** Start **
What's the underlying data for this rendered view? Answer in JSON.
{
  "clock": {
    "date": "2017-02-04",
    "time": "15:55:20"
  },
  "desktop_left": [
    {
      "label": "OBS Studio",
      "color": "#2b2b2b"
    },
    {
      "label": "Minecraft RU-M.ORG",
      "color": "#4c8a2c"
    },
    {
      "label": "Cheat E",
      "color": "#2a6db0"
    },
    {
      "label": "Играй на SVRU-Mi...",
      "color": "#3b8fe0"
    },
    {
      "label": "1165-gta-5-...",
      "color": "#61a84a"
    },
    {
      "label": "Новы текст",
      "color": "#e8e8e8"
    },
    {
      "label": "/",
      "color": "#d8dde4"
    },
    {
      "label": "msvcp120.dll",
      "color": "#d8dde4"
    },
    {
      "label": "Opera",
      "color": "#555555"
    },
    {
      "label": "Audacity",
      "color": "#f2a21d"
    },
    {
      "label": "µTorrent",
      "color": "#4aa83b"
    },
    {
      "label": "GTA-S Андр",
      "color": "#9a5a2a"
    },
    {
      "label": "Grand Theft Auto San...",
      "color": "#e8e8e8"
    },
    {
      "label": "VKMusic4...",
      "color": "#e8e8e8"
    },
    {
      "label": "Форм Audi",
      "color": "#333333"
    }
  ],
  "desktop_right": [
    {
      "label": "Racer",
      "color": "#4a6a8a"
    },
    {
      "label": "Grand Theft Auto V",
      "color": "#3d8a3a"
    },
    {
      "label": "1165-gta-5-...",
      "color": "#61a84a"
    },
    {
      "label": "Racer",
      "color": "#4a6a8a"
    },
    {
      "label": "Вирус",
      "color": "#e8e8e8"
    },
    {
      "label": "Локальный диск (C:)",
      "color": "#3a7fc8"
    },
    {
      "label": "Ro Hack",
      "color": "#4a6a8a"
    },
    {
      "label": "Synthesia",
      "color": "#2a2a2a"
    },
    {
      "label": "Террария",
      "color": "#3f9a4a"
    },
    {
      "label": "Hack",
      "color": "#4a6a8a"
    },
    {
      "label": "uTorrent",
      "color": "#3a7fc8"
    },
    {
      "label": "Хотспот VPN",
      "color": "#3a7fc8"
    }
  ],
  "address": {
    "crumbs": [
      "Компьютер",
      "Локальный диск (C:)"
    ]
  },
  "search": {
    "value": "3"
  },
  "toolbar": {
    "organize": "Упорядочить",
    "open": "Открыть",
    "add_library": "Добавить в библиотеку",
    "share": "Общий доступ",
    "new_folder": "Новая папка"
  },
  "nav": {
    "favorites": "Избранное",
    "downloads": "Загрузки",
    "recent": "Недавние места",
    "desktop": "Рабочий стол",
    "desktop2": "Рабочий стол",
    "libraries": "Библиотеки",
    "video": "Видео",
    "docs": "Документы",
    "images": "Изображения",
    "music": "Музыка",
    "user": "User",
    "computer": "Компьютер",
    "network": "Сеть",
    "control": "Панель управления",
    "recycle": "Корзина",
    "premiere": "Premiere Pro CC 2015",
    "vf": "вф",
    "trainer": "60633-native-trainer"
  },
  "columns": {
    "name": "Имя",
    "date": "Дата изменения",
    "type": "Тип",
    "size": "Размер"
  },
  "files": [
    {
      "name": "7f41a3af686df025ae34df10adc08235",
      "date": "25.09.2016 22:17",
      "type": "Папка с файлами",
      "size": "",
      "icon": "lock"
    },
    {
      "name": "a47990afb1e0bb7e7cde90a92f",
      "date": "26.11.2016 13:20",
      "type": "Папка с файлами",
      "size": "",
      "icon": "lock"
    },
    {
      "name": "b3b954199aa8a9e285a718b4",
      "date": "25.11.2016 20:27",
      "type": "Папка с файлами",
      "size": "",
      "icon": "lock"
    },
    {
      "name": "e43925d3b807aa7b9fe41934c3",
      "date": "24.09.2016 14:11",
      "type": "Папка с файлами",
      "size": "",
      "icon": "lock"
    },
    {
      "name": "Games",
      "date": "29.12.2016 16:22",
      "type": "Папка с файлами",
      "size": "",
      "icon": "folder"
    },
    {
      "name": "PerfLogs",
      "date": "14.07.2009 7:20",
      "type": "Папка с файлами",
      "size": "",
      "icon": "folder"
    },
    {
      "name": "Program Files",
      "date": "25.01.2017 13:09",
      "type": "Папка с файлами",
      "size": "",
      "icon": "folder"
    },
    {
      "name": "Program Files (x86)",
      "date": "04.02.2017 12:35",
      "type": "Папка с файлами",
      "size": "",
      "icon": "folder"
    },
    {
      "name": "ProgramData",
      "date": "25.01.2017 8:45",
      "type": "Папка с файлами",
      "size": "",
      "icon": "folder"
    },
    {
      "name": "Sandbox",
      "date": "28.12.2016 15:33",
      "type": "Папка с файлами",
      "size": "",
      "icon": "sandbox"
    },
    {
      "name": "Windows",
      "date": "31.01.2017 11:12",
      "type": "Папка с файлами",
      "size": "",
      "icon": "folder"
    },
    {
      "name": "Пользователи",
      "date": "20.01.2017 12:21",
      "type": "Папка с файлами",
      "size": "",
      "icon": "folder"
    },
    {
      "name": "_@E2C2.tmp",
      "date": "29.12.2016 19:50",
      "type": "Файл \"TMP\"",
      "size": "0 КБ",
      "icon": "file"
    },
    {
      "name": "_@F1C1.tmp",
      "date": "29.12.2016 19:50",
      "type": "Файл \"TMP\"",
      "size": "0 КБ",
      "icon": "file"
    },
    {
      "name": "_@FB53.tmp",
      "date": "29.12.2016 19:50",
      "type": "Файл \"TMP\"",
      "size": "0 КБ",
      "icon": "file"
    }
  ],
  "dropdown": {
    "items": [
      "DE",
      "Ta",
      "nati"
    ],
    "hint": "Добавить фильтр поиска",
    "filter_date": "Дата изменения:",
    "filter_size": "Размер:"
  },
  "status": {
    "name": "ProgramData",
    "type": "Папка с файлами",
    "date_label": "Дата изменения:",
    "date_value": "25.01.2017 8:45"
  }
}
** End **
Problem to work on. Copy out each line of the entries that holds "Локальный".

Result.
      "label": "Локальный диск (C:)",
      "Локальный диск (C:)"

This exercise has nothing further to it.